■ **Records provided**:
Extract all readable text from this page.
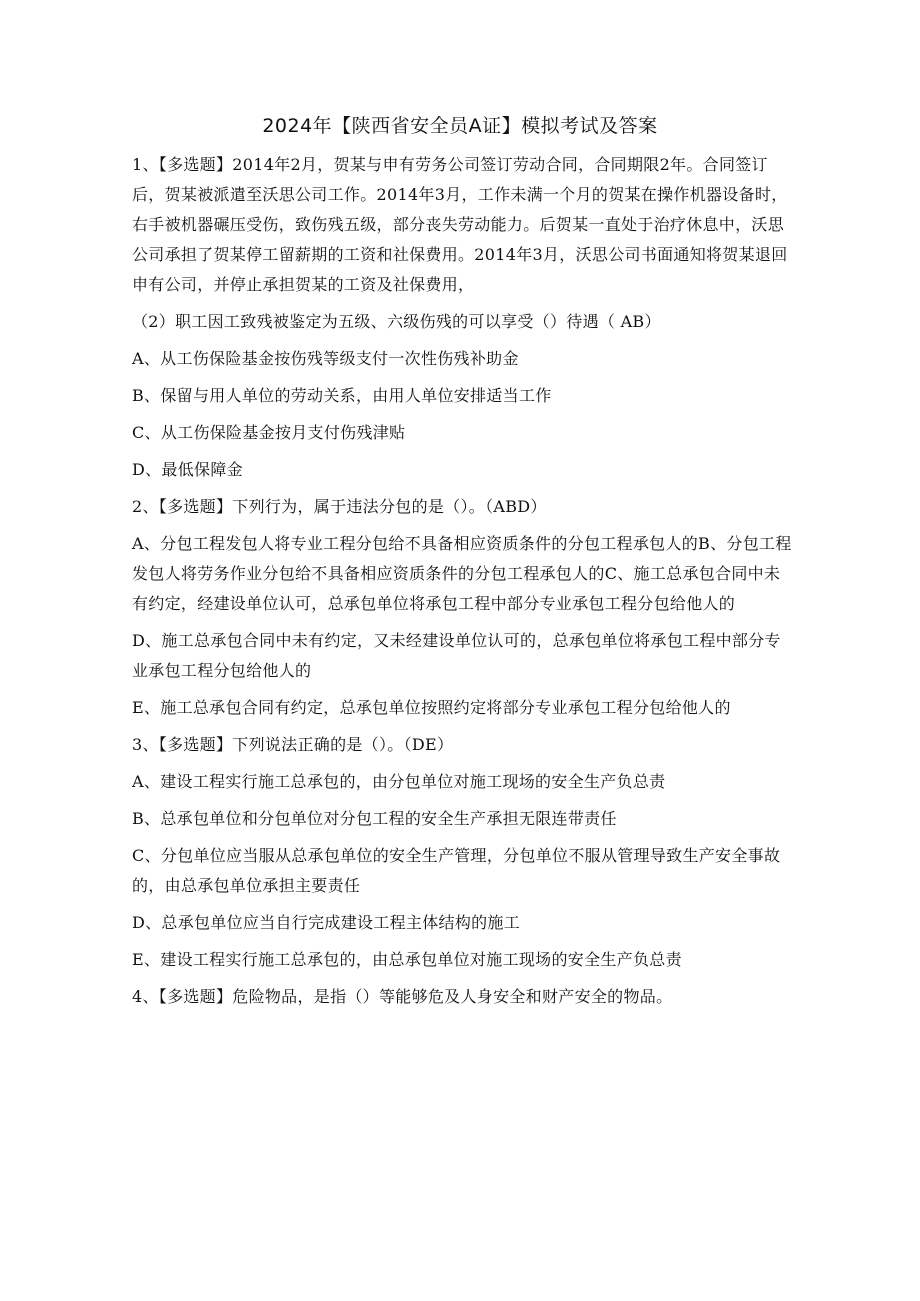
2024年【陕西省安全员A证】模拟考试及答案

1、【多选题】2014年2月，贺某与申有劳务公司签订劳动合同，合同期限2年。合同签订后，贺某被派遣至沃思公司工作。2014年3月，工作未满一个月的贺某在操作机器设备时，右手被机器碾压受伤，致伤残五级，部分丧失劳动能力。后贺某一直处于治疗休息中，沃思公司承担了贺某停工留薪期的工资和社保费用。2014年3月，沃思公司书面通知将贺某退回申有公司，并停止承担贺某的工资及社保费用，

（2）职工因工致残被鉴定为五级、六级伤残的可以享受（）待遇（ AB）

A、从工伤保险基金按伤残等级支付一次性伤残补助金

B、保留与用人单位的劳动关系，由用人单位安排适当工作

C、从工伤保险基金按月支付伤残津贴

D、最低保障金

2、【多选题】下列行为，属于违法分包的是（）。（ABD）

A、分包工程发包人将专业工程分包给不具备相应资质条件的分包工程承包人的B、分包工程发包人将劳务作业分包给不具备相应资质条件的分包工程承包人的C、施工总承包合同中未有约定，经建设单位认可，总承包单位将承包工程中部分专业承包工程分包给他人的

D、施工总承包合同中未有约定，又未经建设单位认可的，总承包单位将承包工程中部分专业承包工程分包给他人的

E、施工总承包合同有约定，总承包单位按照约定将部分专业承包工程分包给他人的

3、【多选题】下列说法正确的是（）。（DE）

A、建设工程实行施工总承包的，由分包单位对施工现场的安全生产负总责

B、总承包单位和分包单位对分包工程的安全生产承担无限连带责任

C、分包单位应当服从总承包单位的安全生产管理，分包单位不服从管理导致生产安全事故的，由总承包单位承担主要责任

D、总承包单位应当自行完成建设工程主体结构的施工

E、建设工程实行施工总承包的，由总承包单位对施工现场的安全生产负总责

4、【多选题】危险物品，是指（）等能够危及人身安全和财产安全的物品。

■ **Work to be completed**:
Reproduce all of the data exactly, omitting each picture it holds.

■ **Answer in full**:
Extract all readable text from this page.
2024年【陕西省安全员A证】模拟考试及答案

1、【多选题】2014年2月，贺某与申有劳务公司签订劳动合同，合同期限2年。合同签订后，贺某被派遣至沃思公司工作。2014年3月，工作未满一个月的贺某在操作机器设备时，右手被机器碾压受伤，致伤残五级，部分丧失劳动能力。后贺某一直处于治疗休息中，沃思公司承担了贺某停工留薪期的工资和社保费用。2014年3月，沃思公司书面通知将贺某退回申有公司，并停止承担贺某的工资及社保费用，

（2）职工因工致残被鉴定为五级、六级伤残的可以享受（）待遇（ AB）

A、从工伤保险基金按伤残等级支付一次性伤残补助金

B、保留与用人单位的劳动关系，由用人单位安排适当工作

C、从工伤保险基金按月支付伤残津贴

D、最低保障金

2、【多选题】下列行为，属于违法分包的是（）。（ABD）

A、分包工程发包人将专业工程分包给不具备相应资质条件的分包工程承包人的B、分包工程发包人将劳务作业分包给不具备相应资质条件的分包工程承包人的C、施工总承包合同中未有约定，经建设单位认可，总承包单位将承包工程中部分专业承包工程分包给他人的

D、施工总承包合同中未有约定，又未经建设单位认可的，总承包单位将承包工程中部分专业承包工程分包给他人的

E、施工总承包合同有约定，总承包单位按照约定将部分专业承包工程分包给他人的

3、【多选题】下列说法正确的是（）。（DE）

A、建设工程实行施工总承包的，由分包单位对施工现场的安全生产负总责

B、总承包单位和分包单位对分包工程的安全生产承担无限连带责任

C、分包单位应当服从总承包单位的安全生产管理，分包单位不服从管理导致生产安全事故的，由总承包单位承担主要责任

D、总承包单位应当自行完成建设工程主体结构的施工

E、建设工程实行施工总承包的，由总承包单位对施工现场的安全生产负总责

4、【多选题】危险物品，是指（）等能够危及人身安全和财产安全的物品。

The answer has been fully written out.